> [Ausgangstext]:
Aufgewachsen in der Nähe von Bitterfeld, begann seine kriminelle Karriere mit einer Höllenfahrt durch Spezialkinderheime der DDR, deren traurigen Höhepunkt die Jugendstrafanstalt Torgau darstellte. Nach der Wende fand auf ihn Erwachsenenstrafrecht Anwendung und die Abstände zwischen den Gefängnis-Aufenthalten wurden immer kürzer.

In den spärlichen Momenten der Freiheit erfand er neue Identitäten, um sich für die Eigene „zu rechtfertigen.“ Diese selbst geschaffenen Märchenwelten entwickelten eine erstaunliche Eigendynamik. So reichten, wie er selbst erzählt, Kleinigkeiten, um seine Phantasie anzustacheln. Mitunter genügte die klingende Firmen-bezeichnung auf einem LKW. Und schon war Torsten S. Geschäftsführer der Firma – und benahm sich auch so.

> [Aufgaben]:
- A) Welche Einrichtung war laut dem Text über Torsten S. der traurige Höhepunkt seiner Zeit in den Spezialkinderheimen der DDR?
- B) Erläutern Sie anhand des Textes über Torsten S., warum er in den Momenten der Freiheit neue Identitäten erfand.
- C) Schreiben Sie den Text über Torsten S. im Anschluss an seinen letzten Satz weiter.

> [Extrahierte Angaben]:

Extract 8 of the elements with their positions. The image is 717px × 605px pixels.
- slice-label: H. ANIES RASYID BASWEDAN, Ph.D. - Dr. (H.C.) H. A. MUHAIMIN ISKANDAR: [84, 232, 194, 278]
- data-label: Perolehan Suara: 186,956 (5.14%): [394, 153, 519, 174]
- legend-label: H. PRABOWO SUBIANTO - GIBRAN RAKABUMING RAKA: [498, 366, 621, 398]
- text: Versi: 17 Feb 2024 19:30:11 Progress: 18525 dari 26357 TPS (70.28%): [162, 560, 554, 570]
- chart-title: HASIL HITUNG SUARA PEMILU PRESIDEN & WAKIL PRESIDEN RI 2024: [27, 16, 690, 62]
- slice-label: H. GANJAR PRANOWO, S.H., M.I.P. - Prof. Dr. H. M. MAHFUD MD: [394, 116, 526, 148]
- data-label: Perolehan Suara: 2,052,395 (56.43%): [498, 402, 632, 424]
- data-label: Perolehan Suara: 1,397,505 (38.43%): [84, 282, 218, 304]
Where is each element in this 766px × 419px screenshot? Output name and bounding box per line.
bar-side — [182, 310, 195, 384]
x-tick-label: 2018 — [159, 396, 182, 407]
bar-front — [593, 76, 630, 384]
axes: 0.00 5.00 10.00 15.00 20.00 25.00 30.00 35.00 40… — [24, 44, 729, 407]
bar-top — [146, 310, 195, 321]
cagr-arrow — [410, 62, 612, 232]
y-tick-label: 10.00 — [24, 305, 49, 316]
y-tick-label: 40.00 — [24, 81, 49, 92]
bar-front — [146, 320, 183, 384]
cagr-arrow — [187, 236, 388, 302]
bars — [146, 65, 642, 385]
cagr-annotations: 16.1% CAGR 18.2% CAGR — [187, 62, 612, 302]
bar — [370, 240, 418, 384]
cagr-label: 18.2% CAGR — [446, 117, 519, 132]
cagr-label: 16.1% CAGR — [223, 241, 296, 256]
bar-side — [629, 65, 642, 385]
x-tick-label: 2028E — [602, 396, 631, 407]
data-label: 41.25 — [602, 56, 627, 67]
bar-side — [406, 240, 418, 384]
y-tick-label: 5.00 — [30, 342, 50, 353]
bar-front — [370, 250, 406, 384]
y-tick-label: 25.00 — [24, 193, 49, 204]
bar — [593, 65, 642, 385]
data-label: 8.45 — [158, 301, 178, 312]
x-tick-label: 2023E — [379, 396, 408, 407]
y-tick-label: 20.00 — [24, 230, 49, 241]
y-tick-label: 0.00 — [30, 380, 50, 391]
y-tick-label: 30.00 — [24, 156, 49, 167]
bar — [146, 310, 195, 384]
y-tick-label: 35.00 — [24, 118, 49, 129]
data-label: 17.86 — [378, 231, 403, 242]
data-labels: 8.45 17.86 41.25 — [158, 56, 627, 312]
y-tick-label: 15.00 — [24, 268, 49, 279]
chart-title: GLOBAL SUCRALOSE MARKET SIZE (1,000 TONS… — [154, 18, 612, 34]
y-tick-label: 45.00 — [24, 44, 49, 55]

> [Lösungen]:
- A) Der traurige Höhepunkt war die Jugendstrafanstalt Torgau.

- B) Er erfand neue Identitäten, um sich für seine eigene Identität „zu rechtfertigen“.

- C)
Mit keinem Pfennig in der Tasche hat er sich als Diplomat und persönlicher Freund Joschka Fischers ausgegeben. Gern ging er luxuriös einkaufen, das meiste davon hat er wieder hergeschenkt. Nachdem er für die Darstellung des erfundenen Diplomaten eine weitere Haftstrafe verbüßt hatte, begab er sich in einen kleinen Ort in Mecklenburg-Vorpommern und organisierte als amerikanischer Major eine Nato-Sicherheitskonferenz. Innerhalb weniger Stunden stellte er eine ganze Stadt auf den Kopf, vom Hotel, über das Krankenhaus, Einrichtungs- und Autohäuser bis hin zum Bürgermeister - so glaubhaft, dass ihn die örtliche Polizei entkommen ließ.